▸ **What is being asked**
Work out how many lines in the listing below include the word "color". Give nothing but the number.

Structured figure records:
>>>
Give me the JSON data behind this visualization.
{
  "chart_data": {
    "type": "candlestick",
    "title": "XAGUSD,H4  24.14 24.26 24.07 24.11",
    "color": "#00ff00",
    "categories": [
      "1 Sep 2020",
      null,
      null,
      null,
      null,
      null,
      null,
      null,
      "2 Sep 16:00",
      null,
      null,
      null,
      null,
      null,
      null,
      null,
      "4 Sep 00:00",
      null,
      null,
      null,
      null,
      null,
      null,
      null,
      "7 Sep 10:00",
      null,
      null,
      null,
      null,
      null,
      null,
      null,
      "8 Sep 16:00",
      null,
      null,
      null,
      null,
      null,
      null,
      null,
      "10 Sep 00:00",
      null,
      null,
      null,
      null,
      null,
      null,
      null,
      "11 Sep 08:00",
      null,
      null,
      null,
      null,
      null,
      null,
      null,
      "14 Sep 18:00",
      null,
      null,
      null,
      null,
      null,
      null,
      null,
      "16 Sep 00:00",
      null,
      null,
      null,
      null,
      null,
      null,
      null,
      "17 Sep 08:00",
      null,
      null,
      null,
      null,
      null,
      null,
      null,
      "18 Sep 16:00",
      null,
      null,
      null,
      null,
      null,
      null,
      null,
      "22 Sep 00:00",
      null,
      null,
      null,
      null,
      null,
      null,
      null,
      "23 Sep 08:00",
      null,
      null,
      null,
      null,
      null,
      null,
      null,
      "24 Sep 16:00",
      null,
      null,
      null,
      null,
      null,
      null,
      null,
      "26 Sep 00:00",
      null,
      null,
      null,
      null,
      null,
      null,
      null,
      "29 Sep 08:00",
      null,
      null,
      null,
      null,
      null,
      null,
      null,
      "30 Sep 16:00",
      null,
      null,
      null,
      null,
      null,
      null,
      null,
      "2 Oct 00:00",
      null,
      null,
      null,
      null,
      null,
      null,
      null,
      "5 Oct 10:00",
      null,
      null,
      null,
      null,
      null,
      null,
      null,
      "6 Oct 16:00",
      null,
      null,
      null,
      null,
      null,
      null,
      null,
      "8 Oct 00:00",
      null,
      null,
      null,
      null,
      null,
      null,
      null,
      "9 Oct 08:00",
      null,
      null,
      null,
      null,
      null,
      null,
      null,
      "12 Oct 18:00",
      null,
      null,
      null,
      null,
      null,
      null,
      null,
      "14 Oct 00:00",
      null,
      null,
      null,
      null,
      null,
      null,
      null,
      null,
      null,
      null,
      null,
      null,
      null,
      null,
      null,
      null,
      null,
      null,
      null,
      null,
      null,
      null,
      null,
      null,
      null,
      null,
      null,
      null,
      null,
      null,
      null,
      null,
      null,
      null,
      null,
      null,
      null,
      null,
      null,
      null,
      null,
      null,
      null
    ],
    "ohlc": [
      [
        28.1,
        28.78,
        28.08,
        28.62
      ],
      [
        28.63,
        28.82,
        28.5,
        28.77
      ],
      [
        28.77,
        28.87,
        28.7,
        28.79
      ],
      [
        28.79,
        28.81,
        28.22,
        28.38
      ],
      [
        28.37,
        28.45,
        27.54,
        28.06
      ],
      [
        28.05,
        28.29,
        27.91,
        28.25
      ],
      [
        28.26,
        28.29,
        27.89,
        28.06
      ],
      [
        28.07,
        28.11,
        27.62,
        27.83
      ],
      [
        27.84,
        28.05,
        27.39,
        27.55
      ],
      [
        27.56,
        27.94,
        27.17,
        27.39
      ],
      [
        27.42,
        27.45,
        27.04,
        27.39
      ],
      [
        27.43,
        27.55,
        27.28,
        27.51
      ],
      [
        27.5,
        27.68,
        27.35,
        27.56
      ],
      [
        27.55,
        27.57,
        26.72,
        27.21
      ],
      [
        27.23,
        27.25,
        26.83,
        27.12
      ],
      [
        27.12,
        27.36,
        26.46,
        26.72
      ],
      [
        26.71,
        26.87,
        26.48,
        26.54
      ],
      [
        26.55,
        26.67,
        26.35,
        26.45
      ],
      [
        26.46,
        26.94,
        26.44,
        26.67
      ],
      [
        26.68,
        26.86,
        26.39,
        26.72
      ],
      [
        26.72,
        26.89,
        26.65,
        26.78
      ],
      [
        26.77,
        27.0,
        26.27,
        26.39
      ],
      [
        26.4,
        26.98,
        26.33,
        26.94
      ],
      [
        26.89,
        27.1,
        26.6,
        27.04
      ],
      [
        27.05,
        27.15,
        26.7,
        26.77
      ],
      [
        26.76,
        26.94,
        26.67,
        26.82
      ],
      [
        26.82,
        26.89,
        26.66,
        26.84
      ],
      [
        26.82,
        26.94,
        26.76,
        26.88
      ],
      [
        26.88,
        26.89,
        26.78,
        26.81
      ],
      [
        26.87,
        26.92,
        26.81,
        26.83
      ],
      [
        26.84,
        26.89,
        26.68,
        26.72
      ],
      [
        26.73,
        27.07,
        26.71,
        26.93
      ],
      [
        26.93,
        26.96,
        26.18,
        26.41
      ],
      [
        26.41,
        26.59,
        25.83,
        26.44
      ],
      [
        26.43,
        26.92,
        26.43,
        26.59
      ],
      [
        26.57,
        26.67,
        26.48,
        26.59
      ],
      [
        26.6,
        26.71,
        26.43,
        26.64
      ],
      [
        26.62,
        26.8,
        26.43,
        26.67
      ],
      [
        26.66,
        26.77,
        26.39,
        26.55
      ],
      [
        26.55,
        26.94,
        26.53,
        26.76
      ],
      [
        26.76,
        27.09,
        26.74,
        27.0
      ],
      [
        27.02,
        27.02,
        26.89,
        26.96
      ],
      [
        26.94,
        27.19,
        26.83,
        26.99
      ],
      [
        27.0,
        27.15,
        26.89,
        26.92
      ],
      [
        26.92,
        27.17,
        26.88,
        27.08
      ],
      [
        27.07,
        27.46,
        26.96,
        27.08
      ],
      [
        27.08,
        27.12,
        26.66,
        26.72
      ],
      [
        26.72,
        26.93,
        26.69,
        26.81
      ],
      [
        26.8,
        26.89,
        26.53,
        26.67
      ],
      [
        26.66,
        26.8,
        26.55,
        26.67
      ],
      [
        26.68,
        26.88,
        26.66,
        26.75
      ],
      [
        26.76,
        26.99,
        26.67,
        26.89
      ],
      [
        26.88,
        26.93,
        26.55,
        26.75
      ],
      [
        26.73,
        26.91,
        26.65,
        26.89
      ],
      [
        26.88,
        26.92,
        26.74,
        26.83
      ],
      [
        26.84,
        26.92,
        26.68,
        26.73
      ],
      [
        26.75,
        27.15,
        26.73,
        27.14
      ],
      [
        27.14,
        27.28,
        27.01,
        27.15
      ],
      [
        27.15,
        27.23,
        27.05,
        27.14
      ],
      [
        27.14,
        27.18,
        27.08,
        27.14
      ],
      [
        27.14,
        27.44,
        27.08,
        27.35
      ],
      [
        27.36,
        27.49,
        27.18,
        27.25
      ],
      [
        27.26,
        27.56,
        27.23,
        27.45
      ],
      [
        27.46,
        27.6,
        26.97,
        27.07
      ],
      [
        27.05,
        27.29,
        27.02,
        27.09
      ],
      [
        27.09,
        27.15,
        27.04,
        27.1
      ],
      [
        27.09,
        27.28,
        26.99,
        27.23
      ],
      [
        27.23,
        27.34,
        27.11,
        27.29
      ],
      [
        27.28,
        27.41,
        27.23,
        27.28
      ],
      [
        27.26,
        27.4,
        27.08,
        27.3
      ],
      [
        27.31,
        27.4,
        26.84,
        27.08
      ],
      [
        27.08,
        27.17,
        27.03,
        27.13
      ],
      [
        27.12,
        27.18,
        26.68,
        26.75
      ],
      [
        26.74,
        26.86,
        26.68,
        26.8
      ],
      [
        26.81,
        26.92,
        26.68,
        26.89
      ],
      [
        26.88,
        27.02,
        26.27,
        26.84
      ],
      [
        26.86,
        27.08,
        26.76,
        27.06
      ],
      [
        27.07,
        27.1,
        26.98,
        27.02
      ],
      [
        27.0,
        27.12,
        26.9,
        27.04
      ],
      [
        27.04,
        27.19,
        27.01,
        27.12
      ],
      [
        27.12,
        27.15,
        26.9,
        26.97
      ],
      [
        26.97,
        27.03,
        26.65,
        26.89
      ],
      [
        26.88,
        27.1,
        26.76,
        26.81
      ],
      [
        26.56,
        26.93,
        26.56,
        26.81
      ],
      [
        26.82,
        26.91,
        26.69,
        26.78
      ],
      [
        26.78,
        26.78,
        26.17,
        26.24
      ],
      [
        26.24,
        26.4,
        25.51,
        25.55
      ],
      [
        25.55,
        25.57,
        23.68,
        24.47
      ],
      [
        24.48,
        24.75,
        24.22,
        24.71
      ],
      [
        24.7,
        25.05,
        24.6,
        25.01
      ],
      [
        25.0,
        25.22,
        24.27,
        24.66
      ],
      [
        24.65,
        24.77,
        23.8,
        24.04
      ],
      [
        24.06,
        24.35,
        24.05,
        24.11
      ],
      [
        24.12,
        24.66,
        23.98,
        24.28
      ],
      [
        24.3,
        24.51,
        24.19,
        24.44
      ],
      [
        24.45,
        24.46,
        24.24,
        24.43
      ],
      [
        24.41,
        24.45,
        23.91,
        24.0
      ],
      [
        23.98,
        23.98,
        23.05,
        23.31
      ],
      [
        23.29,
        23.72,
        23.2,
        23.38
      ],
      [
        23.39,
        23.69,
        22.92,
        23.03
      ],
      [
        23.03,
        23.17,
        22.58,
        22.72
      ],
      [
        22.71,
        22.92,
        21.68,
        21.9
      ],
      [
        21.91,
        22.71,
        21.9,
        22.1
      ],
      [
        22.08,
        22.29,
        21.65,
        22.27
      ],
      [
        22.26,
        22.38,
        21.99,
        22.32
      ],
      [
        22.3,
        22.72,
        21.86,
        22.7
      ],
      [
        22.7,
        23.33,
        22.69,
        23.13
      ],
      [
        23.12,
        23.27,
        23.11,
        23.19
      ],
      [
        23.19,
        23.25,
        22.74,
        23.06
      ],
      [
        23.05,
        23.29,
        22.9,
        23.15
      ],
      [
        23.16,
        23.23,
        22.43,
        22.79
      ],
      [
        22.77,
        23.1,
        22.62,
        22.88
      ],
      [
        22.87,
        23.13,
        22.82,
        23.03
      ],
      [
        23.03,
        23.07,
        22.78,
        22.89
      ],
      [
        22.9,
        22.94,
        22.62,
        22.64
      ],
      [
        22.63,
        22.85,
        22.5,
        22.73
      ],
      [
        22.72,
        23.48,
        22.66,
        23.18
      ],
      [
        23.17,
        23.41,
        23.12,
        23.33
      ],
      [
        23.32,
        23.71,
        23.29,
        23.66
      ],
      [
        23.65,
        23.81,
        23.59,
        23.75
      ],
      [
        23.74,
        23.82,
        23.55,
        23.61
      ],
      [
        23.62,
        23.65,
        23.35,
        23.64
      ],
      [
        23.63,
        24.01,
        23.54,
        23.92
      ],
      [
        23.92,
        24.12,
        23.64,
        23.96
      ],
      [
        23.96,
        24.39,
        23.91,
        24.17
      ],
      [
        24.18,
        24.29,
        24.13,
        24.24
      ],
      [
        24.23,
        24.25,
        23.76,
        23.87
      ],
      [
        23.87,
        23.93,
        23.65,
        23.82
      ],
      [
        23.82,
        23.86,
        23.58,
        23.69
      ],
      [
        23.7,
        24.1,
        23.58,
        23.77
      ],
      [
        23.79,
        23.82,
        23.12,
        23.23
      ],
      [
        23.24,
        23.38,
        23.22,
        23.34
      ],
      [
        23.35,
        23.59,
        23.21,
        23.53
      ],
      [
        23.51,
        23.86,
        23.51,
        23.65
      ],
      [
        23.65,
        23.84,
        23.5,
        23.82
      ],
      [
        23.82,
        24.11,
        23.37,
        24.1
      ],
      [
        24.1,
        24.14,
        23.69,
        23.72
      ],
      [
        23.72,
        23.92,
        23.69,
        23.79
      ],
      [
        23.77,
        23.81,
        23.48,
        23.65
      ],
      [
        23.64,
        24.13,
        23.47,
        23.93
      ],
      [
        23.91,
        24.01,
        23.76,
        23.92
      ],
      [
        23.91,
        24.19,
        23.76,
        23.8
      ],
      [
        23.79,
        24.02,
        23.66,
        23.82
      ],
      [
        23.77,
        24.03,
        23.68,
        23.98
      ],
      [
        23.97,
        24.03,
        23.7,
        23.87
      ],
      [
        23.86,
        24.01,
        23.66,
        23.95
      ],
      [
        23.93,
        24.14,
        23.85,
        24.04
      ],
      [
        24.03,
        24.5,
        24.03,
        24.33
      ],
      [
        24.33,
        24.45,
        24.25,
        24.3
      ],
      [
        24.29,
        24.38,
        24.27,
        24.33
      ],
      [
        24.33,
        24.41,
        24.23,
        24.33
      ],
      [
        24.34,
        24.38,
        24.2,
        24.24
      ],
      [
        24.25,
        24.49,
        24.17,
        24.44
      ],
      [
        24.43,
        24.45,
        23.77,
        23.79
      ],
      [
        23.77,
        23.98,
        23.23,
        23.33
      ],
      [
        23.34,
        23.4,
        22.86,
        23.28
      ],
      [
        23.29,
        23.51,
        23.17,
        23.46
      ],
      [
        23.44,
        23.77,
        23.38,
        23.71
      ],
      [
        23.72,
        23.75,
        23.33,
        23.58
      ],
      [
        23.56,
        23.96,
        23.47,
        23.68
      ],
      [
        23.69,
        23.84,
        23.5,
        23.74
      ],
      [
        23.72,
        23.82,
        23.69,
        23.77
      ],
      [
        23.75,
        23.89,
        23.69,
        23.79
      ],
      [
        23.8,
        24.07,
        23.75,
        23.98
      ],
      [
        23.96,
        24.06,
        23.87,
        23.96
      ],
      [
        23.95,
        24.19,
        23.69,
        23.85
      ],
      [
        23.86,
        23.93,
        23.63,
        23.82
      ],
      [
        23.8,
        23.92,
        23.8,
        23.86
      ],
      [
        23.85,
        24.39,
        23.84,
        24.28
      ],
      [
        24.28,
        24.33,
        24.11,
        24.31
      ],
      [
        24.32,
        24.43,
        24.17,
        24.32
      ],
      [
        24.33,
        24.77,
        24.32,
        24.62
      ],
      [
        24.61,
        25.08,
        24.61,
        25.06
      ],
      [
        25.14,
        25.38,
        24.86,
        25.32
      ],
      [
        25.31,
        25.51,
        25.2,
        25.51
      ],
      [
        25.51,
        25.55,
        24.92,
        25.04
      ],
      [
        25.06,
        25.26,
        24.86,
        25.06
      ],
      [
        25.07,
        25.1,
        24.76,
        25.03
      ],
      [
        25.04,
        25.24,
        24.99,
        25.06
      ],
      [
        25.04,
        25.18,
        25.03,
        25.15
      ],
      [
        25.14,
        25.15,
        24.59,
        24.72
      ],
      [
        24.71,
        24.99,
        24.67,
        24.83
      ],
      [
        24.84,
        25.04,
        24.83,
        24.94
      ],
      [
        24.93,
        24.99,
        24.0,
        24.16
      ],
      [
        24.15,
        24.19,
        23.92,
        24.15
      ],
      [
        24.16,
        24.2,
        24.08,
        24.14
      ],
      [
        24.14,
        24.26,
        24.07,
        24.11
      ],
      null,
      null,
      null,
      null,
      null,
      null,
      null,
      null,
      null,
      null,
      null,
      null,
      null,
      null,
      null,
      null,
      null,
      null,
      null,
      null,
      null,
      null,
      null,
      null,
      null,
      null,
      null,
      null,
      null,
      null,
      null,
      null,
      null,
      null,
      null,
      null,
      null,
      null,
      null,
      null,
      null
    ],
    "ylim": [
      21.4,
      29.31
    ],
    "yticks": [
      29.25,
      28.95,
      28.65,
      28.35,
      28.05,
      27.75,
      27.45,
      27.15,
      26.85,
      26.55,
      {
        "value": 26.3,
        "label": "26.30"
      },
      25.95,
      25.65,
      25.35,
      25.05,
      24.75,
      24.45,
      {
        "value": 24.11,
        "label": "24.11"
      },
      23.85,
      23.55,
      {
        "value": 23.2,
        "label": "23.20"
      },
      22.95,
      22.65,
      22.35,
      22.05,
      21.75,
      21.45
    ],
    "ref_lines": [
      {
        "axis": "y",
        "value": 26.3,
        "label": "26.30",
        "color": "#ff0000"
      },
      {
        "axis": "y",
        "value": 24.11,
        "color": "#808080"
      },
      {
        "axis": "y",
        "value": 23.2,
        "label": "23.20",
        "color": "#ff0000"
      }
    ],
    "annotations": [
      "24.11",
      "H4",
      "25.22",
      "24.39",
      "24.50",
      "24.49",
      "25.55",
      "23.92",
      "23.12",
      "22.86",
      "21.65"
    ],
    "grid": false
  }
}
<<<
▸ **Result**
4